Record extracts ::
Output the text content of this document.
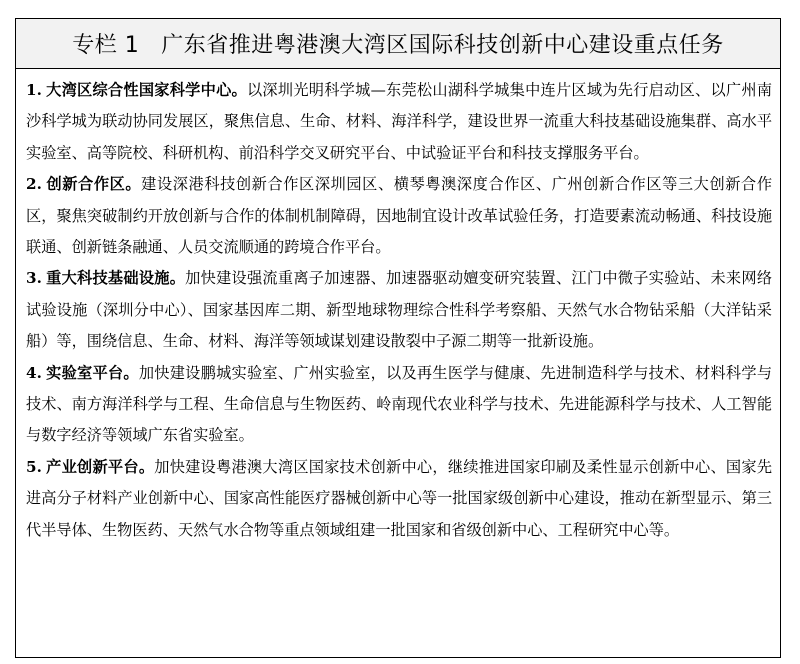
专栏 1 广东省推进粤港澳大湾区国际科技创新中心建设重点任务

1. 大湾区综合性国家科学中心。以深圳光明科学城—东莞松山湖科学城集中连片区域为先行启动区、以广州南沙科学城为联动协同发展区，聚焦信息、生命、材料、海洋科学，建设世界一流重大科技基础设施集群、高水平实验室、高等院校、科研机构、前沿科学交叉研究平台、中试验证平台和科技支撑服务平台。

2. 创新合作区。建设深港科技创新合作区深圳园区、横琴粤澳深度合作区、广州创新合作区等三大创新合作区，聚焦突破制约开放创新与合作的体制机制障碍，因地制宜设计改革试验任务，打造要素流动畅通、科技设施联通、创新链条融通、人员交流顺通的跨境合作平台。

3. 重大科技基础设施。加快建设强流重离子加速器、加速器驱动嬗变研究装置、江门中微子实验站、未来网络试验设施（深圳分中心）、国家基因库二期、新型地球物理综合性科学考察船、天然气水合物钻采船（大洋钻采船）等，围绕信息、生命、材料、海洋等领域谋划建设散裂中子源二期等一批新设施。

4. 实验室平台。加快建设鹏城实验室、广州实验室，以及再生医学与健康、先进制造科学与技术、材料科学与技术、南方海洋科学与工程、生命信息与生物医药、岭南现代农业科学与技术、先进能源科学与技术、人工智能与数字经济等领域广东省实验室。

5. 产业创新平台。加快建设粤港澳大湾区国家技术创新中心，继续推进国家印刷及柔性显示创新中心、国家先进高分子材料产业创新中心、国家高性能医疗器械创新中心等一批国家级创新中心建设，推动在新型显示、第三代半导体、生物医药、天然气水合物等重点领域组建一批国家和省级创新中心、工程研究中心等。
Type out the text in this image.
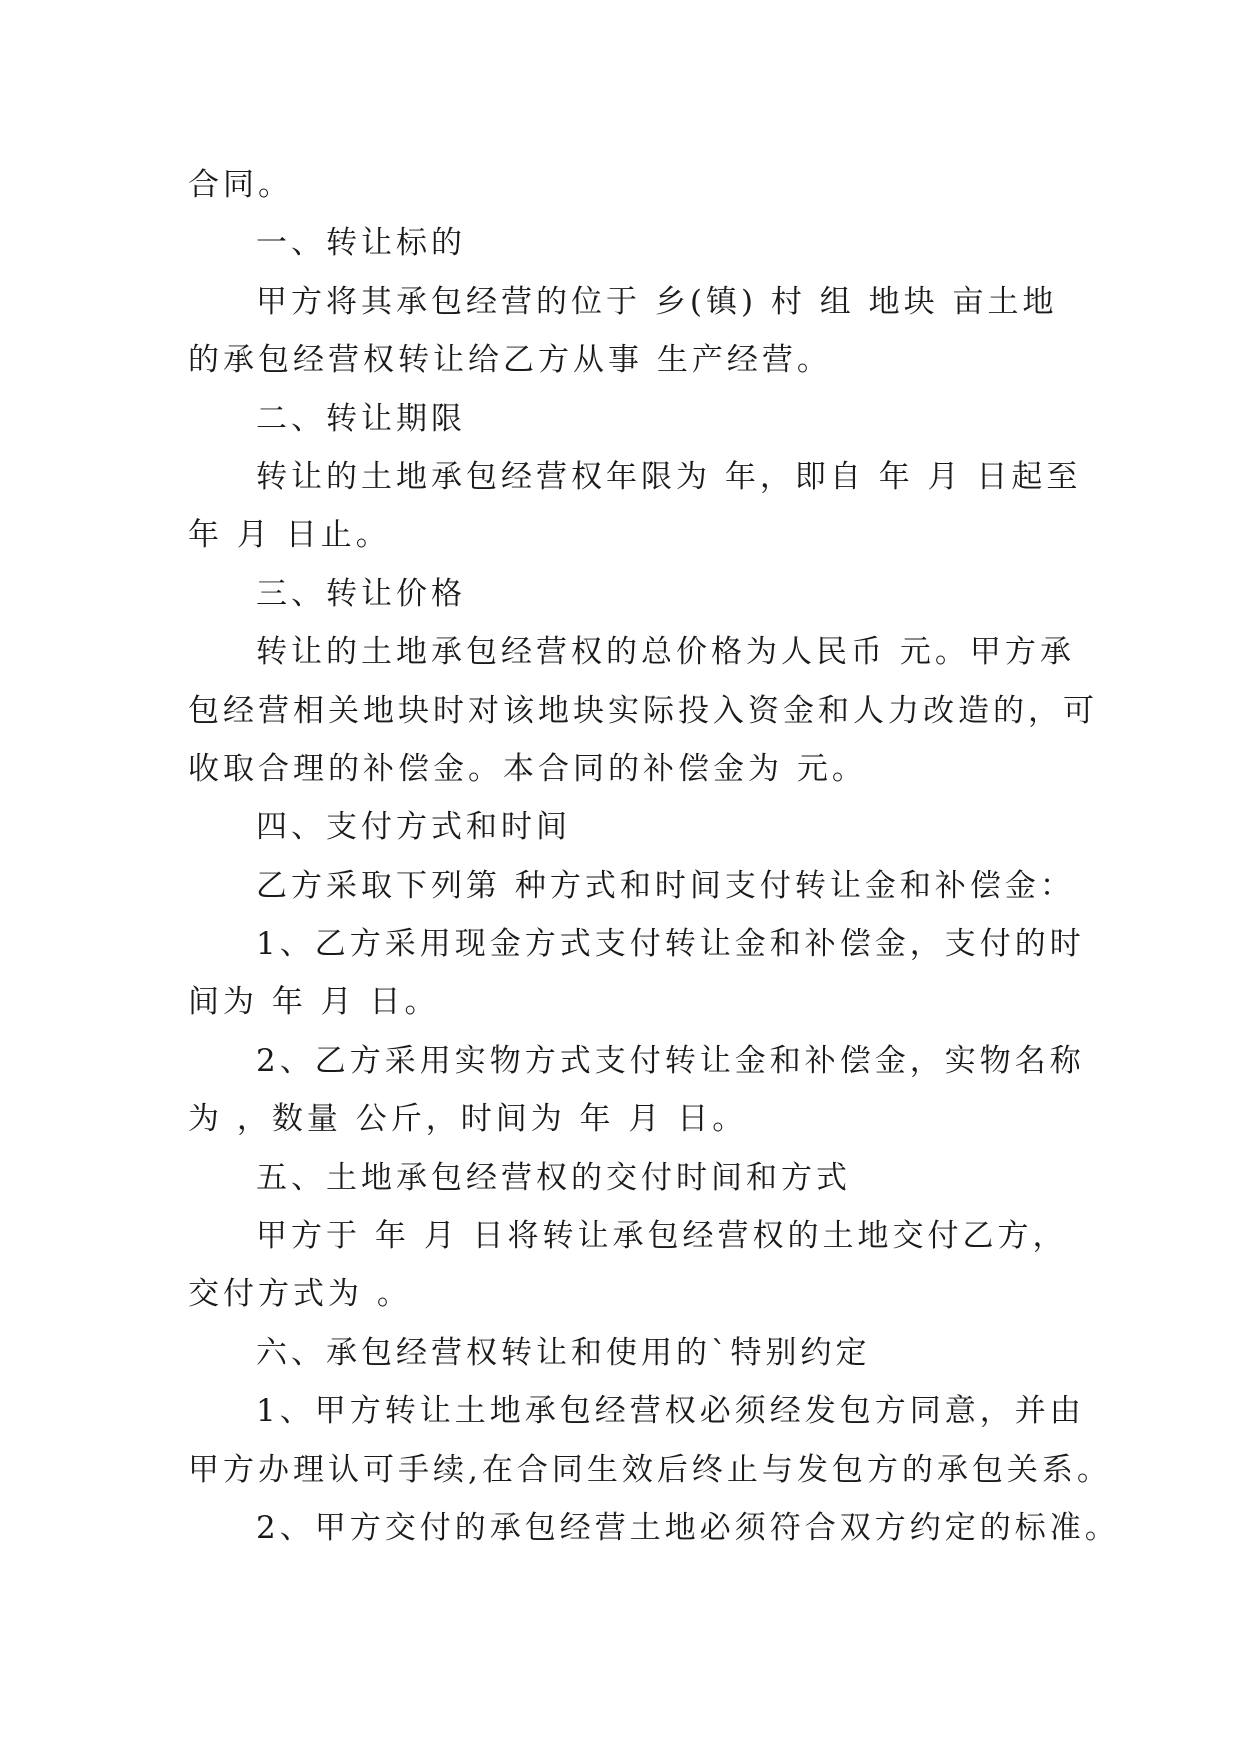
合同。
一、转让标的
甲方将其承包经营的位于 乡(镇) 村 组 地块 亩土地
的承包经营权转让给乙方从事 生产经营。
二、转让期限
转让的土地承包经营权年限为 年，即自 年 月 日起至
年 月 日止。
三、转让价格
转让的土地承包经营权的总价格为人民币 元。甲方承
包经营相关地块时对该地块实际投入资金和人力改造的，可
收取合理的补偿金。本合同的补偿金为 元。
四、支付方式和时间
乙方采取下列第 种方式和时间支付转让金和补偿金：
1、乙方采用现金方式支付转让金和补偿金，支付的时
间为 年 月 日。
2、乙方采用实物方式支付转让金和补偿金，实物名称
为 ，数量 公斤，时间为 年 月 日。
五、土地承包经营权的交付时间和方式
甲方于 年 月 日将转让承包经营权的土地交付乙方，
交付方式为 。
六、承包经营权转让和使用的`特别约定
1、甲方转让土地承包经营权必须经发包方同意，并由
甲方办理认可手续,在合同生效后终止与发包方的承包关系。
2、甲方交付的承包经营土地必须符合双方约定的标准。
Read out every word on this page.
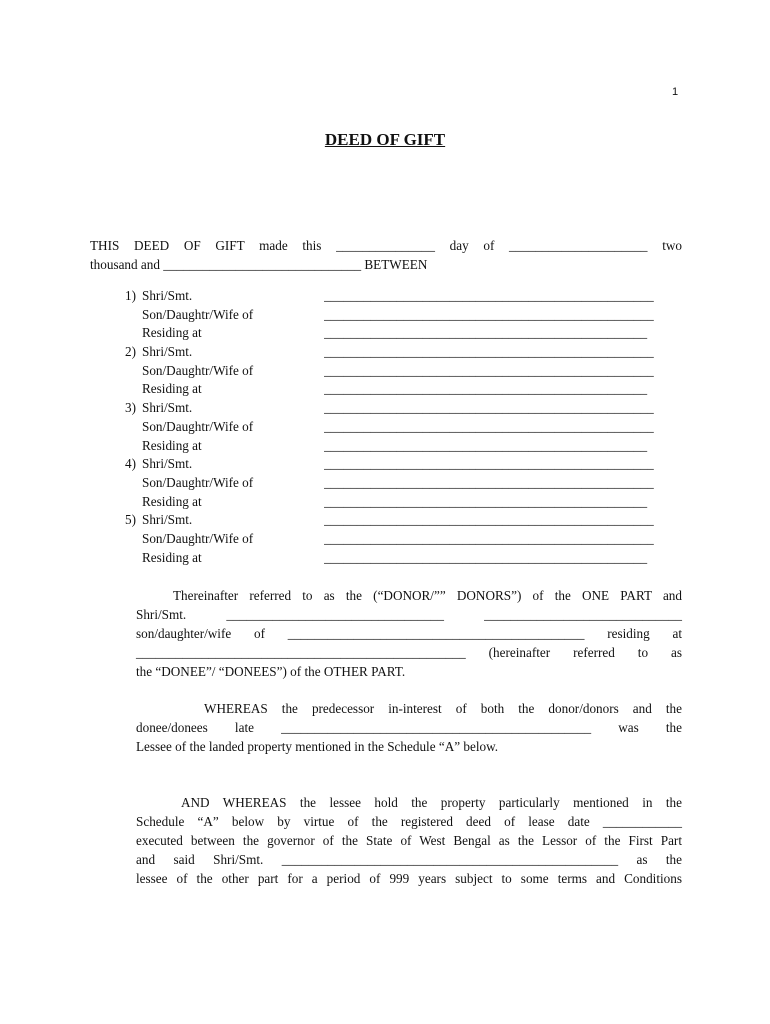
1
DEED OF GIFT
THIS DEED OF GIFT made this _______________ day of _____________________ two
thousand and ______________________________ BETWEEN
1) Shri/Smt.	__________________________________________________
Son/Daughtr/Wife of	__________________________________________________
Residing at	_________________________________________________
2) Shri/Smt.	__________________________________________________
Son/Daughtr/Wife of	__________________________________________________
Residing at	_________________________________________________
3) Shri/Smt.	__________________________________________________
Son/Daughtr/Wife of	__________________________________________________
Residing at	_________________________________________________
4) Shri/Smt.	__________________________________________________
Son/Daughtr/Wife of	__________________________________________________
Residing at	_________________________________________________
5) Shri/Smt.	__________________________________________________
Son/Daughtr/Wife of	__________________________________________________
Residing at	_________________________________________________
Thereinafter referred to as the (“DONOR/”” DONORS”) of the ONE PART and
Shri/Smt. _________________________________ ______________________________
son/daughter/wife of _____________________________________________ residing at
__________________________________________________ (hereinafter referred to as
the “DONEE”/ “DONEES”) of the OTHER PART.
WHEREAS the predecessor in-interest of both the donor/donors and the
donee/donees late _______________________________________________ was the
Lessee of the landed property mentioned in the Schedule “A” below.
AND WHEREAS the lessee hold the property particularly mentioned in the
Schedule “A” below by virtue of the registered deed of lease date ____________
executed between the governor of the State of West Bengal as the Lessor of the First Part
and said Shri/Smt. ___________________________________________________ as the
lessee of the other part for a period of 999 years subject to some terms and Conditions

Task directions :: Only lines with the word "property" should be collected from the material.

Result for this task ::
Lessee of the landed property mentioned in the Schedule “A” below.
AND WHEREAS the lessee hold the property particularly mentioned in the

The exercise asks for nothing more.